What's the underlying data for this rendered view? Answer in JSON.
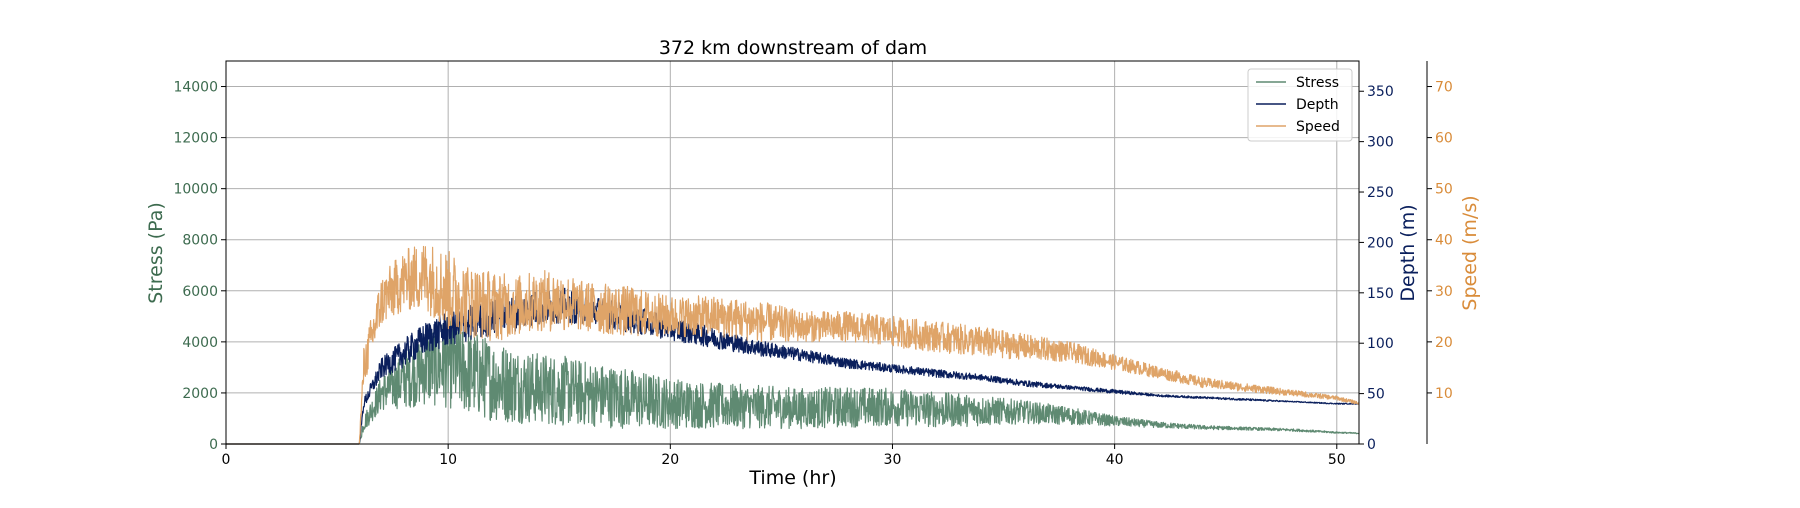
{
  "chart_data": {
    "type": "line",
    "title": "372 km downstream of dam",
    "xlabel": "Time (hr)",
    "xlim": [
      0,
      51
    ],
    "xticks": [
      0,
      10,
      20,
      30,
      40,
      50
    ],
    "grid": true,
    "legend_position": "top-right",
    "axes": {
      "stress": {
        "label": "Stress (Pa)",
        "color": "#3d6b4f",
        "side": "left",
        "ylim": [
          0,
          15000
        ],
        "ticks": [
          0,
          2000,
          4000,
          6000,
          8000,
          10000,
          12000,
          14000
        ]
      },
      "depth": {
        "label": "Depth (m)",
        "color": "#0a1f5c",
        "side": "right",
        "ylim": [
          0,
          380
        ],
        "ticks": [
          0,
          50,
          100,
          150,
          200,
          250,
          300,
          350
        ]
      },
      "speed": {
        "label": "Speed (m/s)",
        "color": "#d98c3a",
        "side": "right-offset",
        "ylim": [
          0,
          75
        ],
        "ticks": [
          10,
          20,
          30,
          40,
          50,
          60,
          70
        ]
      }
    },
    "series": [
      {
        "name": "Stress",
        "axis": "stress",
        "color": "#5f8a72",
        "x": [
          0,
          6,
          6.2,
          7,
          8,
          9,
          10,
          11,
          12,
          13,
          14,
          15,
          16,
          18,
          20,
          22,
          24,
          26,
          28,
          30,
          32,
          34,
          36,
          38,
          40,
          42,
          44,
          46,
          48,
          50,
          51
        ],
        "y": [
          0,
          0,
          800,
          2000,
          2500,
          3000,
          3200,
          2800,
          2500,
          2300,
          2200,
          2100,
          2000,
          1800,
          1600,
          1500,
          1450,
          1400,
          1450,
          1450,
          1350,
          1300,
          1250,
          1100,
          900,
          750,
          650,
          600,
          550,
          450,
          420
        ],
        "amp": [
          0,
          0,
          300,
          700,
          1100,
          1500,
          1800,
          1700,
          1600,
          1500,
          1400,
          1400,
          1300,
          1200,
          1000,
          900,
          850,
          800,
          800,
          750,
          700,
          600,
          450,
          350,
          200,
          120,
          80,
          60,
          50,
          30,
          20
        ]
      },
      {
        "name": "Depth",
        "axis": "depth",
        "color": "#0a1f5c",
        "x": [
          0,
          6,
          6.2,
          7,
          8,
          9,
          10,
          11,
          12,
          14,
          15,
          16,
          18,
          20,
          22,
          24,
          26,
          28,
          30,
          32,
          34,
          36,
          38,
          40,
          42,
          44,
          46,
          48,
          50,
          51
        ],
        "y": [
          0,
          0,
          40,
          75,
          90,
          105,
          115,
          120,
          125,
          135,
          138,
          135,
          125,
          115,
          105,
          95,
          88,
          80,
          75,
          70,
          66,
          60,
          56,
          52,
          48,
          46,
          44,
          42,
          40,
          40
        ],
        "amp": [
          0,
          0,
          5,
          10,
          14,
          16,
          18,
          18,
          18,
          18,
          18,
          16,
          14,
          12,
          10,
          8,
          6,
          5,
          4,
          4,
          3,
          3,
          2,
          2,
          1,
          1,
          1,
          0.5,
          0.5,
          0.5
        ]
      },
      {
        "name": "Speed",
        "axis": "speed",
        "color": "#dfa468",
        "x": [
          0,
          6,
          6.2,
          7,
          8,
          9,
          10,
          11,
          12,
          13,
          14,
          15,
          16,
          18,
          20,
          22,
          24,
          26,
          28,
          30,
          32,
          34,
          36,
          38,
          40,
          42,
          44,
          46,
          48,
          50,
          51
        ],
        "y": [
          0,
          0,
          15,
          28,
          32,
          33,
          30,
          28,
          27,
          27,
          28,
          28,
          27,
          26,
          25,
          25,
          24,
          23,
          23,
          22,
          21,
          20,
          19,
          18,
          16,
          14,
          12,
          11,
          10,
          9,
          8
        ],
        "amp": [
          0,
          0,
          4,
          5,
          6,
          7,
          8,
          7,
          7,
          6,
          6,
          6,
          5,
          5,
          4,
          4,
          4,
          3,
          3,
          3,
          3,
          3,
          2.5,
          2,
          1.5,
          1.2,
          1,
          0.8,
          0.6,
          0.4,
          0.3
        ]
      }
    ]
  }
}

Task objective: Repeat the records above exactly, omitting every picture.

Output:
What's the underlying data for this rendered view? Answer in JSON.
{
  "chart_data": {
    "type": "line",
    "title": "372 km downstream of dam",
    "xlabel": "Time (hr)",
    "xlim": [
      0,
      51
    ],
    "xticks": [
      0,
      10,
      20,
      30,
      40,
      50
    ],
    "grid": true,
    "legend_position": "top-right",
    "axes": {
      "stress": {
        "label": "Stress (Pa)",
        "color": "#3d6b4f",
        "side": "left",
        "ylim": [
          0,
          15000
        ],
        "ticks": [
          0,
          2000,
          4000,
          6000,
          8000,
          10000,
          12000,
          14000
        ]
      },
      "depth": {
        "label": "Depth (m)",
        "color": "#0a1f5c",
        "side": "right",
        "ylim": [
          0,
          380
        ],
        "ticks": [
          0,
          50,
          100,
          150,
          200,
          250,
          300,
          350
        ]
      },
      "speed": {
        "label": "Speed (m/s)",
        "color": "#d98c3a",
        "side": "right-offset",
        "ylim": [
          0,
          75
        ],
        "ticks": [
          10,
          20,
          30,
          40,
          50,
          60,
          70
        ]
      }
    },
    "series": [
      {
        "name": "Stress",
        "axis": "stress",
        "color": "#5f8a72",
        "x": [
          0,
          6,
          6.2,
          7,
          8,
          9,
          10,
          11,
          12,
          13,
          14,
          15,
          16,
          18,
          20,
          22,
          24,
          26,
          28,
          30,
          32,
          34,
          36,
          38,
          40,
          42,
          44,
          46,
          48,
          50,
          51
        ],
        "y": [
          0,
          0,
          800,
          2000,
          2500,
          3000,
          3200,
          2800,
          2500,
          2300,
          2200,
          2100,
          2000,
          1800,
          1600,
          1500,
          1450,
          1400,
          1450,
          1450,
          1350,
          1300,
          1250,
          1100,
          900,
          750,
          650,
          600,
          550,
          450,
          420
        ],
        "amp": [
          0,
          0,
          300,
          700,
          1100,
          1500,
          1800,
          1700,
          1600,
          1500,
          1400,
          1400,
          1300,
          1200,
          1000,
          900,
          850,
          800,
          800,
          750,
          700,
          600,
          450,
          350,
          200,
          120,
          80,
          60,
          50,
          30,
          20
        ]
      },
      {
        "name": "Depth",
        "axis": "depth",
        "color": "#0a1f5c",
        "x": [
          0,
          6,
          6.2,
          7,
          8,
          9,
          10,
          11,
          12,
          14,
          15,
          16,
          18,
          20,
          22,
          24,
          26,
          28,
          30,
          32,
          34,
          36,
          38,
          40,
          42,
          44,
          46,
          48,
          50,
          51
        ],
        "y": [
          0,
          0,
          40,
          75,
          90,
          105,
          115,
          120,
          125,
          135,
          138,
          135,
          125,
          115,
          105,
          95,
          88,
          80,
          75,
          70,
          66,
          60,
          56,
          52,
          48,
          46,
          44,
          42,
          40,
          40
        ],
        "amp": [
          0,
          0,
          5,
          10,
          14,
          16,
          18,
          18,
          18,
          18,
          18,
          16,
          14,
          12,
          10,
          8,
          6,
          5,
          4,
          4,
          3,
          3,
          2,
          2,
          1,
          1,
          1,
          0.5,
          0.5,
          0.5
        ]
      },
      {
        "name": "Speed",
        "axis": "speed",
        "color": "#dfa468",
        "x": [
          0,
          6,
          6.2,
          7,
          8,
          9,
          10,
          11,
          12,
          13,
          14,
          15,
          16,
          18,
          20,
          22,
          24,
          26,
          28,
          30,
          32,
          34,
          36,
          38,
          40,
          42,
          44,
          46,
          48,
          50,
          51
        ],
        "y": [
          0,
          0,
          15,
          28,
          32,
          33,
          30,
          28,
          27,
          27,
          28,
          28,
          27,
          26,
          25,
          25,
          24,
          23,
          23,
          22,
          21,
          20,
          19,
          18,
          16,
          14,
          12,
          11,
          10,
          9,
          8
        ],
        "amp": [
          0,
          0,
          4,
          5,
          6,
          7,
          8,
          7,
          7,
          6,
          6,
          6,
          5,
          5,
          4,
          4,
          4,
          3,
          3,
          3,
          3,
          3,
          2.5,
          2,
          1.5,
          1.2,
          1,
          0.8,
          0.6,
          0.4,
          0.3
        ]
      }
    ]
  }
}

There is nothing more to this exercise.